▶ Set task: Below are the records; locate each line with the word "window" and copy it.

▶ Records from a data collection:
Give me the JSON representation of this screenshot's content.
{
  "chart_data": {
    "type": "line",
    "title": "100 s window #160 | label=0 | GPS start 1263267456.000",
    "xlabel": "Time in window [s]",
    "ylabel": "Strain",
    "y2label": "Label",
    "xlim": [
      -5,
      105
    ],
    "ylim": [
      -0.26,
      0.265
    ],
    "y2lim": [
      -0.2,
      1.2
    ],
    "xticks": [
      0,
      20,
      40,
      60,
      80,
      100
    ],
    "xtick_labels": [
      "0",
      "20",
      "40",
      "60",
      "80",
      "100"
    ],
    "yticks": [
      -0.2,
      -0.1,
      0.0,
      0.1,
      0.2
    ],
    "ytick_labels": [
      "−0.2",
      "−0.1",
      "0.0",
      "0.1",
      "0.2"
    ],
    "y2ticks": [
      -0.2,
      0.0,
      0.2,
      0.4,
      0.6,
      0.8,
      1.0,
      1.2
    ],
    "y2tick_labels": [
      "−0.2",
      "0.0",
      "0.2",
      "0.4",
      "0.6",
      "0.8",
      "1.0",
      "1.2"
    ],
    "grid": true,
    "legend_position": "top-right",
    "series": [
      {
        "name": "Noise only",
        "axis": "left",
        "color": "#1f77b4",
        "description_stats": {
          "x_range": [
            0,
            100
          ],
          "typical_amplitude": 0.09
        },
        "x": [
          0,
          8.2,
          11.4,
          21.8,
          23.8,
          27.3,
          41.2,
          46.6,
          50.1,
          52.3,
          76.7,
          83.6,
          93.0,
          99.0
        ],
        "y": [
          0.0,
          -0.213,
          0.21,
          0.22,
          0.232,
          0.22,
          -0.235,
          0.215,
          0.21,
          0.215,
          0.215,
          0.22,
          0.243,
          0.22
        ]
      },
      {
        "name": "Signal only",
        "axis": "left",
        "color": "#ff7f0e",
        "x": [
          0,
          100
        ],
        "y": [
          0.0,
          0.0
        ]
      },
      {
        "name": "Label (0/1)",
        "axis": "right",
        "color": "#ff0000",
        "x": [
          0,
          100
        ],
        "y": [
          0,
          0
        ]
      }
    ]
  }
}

▶ Solution to this problem:
    "title": "100 s window #160 | label=0 | GPS start 1263267456.000",
    "xlabel": "Time in window [s]",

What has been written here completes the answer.